#### [WHAT IS NEEDED]
Identify every line in the records below that contains the word "басқармасы", and copy each of those lines.

(Excerpt from a dataset)
__________________________________________________

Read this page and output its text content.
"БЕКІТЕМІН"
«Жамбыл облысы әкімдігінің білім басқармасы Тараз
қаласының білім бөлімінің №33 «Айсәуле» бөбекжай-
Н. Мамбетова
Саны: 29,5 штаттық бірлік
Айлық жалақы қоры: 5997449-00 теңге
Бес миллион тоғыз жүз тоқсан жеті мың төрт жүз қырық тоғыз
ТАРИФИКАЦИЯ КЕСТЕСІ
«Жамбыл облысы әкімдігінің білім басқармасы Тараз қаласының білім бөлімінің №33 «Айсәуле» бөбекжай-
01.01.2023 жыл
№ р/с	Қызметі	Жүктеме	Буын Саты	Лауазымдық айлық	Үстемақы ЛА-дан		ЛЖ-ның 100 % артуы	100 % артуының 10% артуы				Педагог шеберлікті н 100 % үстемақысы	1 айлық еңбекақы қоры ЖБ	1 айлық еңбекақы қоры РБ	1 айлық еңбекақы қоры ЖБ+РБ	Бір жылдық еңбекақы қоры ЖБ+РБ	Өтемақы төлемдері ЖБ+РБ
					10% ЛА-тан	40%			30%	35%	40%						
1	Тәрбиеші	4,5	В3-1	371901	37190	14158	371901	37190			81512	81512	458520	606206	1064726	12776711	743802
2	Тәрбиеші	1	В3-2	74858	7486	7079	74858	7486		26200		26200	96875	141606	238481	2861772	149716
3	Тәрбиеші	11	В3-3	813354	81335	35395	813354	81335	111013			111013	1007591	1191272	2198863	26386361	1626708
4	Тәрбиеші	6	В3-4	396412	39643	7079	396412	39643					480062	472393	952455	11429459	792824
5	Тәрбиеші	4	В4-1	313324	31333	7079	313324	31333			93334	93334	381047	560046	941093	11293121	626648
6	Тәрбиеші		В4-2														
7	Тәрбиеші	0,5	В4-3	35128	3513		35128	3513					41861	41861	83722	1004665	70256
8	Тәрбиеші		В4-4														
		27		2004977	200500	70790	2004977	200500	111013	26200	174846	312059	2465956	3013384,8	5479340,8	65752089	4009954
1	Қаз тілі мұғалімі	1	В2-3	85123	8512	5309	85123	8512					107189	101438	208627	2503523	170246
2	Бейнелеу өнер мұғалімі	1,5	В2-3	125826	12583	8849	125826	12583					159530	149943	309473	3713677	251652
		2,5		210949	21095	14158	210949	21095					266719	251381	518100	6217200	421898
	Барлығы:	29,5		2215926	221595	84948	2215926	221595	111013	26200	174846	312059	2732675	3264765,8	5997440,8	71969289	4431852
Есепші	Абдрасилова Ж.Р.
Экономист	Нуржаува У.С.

__________________________________________________

#### [SOLUTION TO THIS TASK]
«Жамбыл облысы әкімдігінің білім басқармасы Тараз
«Жамбыл облысы әкімдігінің білім басқармасы Тараз қаласының білім бөлімінің №33 «Айсәуле» бөбекжай-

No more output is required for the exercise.